Records shown:
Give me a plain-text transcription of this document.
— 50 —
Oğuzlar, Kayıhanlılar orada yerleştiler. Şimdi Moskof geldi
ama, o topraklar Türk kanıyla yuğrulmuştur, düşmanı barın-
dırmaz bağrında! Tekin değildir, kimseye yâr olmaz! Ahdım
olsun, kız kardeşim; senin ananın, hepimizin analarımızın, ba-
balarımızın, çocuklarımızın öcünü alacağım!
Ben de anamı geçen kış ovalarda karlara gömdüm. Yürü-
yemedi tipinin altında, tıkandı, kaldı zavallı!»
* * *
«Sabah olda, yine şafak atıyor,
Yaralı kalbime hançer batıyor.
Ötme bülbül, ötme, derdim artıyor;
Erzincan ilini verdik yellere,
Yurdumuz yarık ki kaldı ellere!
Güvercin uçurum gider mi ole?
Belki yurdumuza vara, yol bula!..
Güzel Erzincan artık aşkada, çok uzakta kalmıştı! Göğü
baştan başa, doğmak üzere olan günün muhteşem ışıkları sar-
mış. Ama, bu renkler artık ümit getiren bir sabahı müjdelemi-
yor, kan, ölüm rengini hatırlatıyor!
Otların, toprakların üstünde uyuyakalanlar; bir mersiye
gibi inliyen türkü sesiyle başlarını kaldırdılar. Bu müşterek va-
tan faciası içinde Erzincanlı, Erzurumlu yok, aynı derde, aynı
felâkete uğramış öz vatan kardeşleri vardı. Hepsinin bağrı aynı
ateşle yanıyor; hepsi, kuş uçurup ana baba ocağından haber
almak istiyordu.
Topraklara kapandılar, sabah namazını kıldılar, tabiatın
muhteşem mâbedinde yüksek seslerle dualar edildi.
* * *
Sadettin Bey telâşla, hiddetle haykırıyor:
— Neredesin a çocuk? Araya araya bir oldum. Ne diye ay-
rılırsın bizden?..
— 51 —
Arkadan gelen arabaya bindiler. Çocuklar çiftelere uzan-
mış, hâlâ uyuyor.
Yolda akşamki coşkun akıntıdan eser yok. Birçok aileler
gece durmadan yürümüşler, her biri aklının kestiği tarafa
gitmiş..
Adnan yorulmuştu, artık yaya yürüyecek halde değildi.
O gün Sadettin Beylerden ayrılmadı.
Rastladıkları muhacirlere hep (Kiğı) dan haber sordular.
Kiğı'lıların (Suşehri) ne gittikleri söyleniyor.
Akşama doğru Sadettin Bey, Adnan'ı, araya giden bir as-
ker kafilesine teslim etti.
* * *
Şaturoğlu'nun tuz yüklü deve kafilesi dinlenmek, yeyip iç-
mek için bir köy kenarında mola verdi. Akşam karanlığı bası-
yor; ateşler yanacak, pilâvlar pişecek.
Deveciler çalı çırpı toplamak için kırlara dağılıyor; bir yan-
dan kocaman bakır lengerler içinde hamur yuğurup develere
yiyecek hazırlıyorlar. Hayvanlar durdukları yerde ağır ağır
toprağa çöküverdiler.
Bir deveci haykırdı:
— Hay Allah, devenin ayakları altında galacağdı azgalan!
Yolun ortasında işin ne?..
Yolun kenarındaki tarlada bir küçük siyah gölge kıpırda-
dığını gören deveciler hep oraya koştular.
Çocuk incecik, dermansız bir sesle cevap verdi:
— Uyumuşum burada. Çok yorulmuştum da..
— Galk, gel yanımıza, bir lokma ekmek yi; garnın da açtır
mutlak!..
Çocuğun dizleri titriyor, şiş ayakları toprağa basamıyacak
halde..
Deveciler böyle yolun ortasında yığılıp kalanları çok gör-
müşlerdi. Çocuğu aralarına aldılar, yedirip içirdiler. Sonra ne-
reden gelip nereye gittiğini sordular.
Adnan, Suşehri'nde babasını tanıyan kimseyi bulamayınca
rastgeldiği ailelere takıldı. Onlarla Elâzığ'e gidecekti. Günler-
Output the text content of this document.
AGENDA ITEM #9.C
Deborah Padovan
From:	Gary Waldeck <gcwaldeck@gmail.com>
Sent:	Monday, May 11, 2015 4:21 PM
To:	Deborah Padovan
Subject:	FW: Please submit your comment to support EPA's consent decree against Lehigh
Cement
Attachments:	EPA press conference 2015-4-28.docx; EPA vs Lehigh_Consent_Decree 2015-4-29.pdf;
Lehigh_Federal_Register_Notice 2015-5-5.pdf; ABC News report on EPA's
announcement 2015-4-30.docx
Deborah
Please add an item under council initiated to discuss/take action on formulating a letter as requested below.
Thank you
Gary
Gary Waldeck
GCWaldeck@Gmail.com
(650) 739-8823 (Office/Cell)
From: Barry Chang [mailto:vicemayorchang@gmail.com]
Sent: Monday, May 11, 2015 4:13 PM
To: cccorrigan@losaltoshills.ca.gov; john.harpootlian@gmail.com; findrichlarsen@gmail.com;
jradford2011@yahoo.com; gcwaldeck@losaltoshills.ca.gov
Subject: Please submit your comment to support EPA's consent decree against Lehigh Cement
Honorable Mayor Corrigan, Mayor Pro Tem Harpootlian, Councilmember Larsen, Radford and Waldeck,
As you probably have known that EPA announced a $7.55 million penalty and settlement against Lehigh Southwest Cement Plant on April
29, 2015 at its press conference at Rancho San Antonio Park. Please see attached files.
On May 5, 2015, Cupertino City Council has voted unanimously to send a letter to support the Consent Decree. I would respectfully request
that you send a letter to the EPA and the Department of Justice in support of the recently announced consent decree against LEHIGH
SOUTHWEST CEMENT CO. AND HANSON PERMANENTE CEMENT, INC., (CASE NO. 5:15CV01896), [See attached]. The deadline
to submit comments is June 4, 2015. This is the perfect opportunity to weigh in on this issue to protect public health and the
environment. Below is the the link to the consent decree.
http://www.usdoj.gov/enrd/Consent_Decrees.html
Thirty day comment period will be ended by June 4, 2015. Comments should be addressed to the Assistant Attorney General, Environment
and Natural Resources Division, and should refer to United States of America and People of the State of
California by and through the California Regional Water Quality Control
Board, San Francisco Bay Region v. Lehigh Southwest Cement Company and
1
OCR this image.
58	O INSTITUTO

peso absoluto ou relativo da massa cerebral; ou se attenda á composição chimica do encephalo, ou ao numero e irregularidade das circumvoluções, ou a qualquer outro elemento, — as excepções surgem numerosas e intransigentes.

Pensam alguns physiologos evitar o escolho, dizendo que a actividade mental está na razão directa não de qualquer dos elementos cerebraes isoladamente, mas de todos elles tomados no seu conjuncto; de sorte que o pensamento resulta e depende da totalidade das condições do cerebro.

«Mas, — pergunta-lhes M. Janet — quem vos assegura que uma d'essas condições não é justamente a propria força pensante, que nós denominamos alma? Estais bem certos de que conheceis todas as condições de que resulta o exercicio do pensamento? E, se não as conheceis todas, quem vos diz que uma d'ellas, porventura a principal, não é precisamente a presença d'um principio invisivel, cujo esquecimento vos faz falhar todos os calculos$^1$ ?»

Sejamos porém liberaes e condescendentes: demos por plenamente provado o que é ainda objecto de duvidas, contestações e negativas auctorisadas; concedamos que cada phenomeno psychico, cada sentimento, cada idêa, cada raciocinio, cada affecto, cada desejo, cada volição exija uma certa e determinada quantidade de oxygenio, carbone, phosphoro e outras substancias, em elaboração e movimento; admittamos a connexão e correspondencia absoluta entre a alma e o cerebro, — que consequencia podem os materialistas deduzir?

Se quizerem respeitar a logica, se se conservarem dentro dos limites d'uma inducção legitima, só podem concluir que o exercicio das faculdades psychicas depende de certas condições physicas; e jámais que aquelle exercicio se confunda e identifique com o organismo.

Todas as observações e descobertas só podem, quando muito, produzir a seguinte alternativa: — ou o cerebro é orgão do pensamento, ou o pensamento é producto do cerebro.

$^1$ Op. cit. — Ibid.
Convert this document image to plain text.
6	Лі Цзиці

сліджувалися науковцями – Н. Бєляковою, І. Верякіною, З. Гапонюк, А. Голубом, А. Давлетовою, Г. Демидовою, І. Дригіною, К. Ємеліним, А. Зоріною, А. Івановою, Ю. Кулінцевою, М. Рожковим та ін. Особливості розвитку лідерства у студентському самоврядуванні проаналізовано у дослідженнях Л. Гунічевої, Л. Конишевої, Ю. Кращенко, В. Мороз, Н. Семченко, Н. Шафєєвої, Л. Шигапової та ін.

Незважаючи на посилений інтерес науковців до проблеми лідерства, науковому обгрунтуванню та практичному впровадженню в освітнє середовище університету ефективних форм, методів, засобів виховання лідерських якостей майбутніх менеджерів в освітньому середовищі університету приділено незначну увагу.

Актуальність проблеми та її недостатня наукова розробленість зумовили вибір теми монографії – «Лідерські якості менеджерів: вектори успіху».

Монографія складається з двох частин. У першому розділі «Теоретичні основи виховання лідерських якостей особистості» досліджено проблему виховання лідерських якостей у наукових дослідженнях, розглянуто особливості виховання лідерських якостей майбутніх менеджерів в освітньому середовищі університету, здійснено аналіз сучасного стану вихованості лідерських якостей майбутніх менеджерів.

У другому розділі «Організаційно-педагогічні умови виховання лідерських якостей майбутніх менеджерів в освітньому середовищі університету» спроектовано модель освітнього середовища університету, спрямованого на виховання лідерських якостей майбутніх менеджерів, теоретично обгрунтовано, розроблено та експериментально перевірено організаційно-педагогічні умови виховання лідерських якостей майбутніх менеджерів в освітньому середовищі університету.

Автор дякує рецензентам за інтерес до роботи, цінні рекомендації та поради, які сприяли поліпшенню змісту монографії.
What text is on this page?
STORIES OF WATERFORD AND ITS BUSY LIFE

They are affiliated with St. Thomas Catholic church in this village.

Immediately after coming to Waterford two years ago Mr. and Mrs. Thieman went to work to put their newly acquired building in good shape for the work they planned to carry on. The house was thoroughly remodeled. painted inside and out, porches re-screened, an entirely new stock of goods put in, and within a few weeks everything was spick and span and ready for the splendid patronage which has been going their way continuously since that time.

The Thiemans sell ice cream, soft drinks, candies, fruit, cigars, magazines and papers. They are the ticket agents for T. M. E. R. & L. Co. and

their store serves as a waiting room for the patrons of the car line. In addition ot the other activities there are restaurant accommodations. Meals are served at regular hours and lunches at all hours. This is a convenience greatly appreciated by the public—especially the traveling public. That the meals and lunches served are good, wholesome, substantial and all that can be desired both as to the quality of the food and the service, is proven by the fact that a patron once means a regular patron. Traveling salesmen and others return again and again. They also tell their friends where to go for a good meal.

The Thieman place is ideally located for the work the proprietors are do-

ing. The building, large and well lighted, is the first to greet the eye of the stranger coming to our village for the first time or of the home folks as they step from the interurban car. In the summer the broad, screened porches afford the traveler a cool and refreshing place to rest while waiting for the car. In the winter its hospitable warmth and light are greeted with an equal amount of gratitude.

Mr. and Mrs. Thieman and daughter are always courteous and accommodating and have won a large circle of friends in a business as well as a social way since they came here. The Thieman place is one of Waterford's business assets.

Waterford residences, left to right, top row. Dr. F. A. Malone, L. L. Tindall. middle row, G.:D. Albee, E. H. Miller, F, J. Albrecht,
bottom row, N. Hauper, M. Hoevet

The exercise:
Pick out and copy the lines of the entries that hold the string "losaltoshills".

Correct answer:
To: cccorrigan@losaltoshills.ca.gov; john.harpootlian@gmail.com; findrichlarsen@gmail.com;
jradford2011@yahoo.com; gcwaldeck@losaltoshills.ca.gov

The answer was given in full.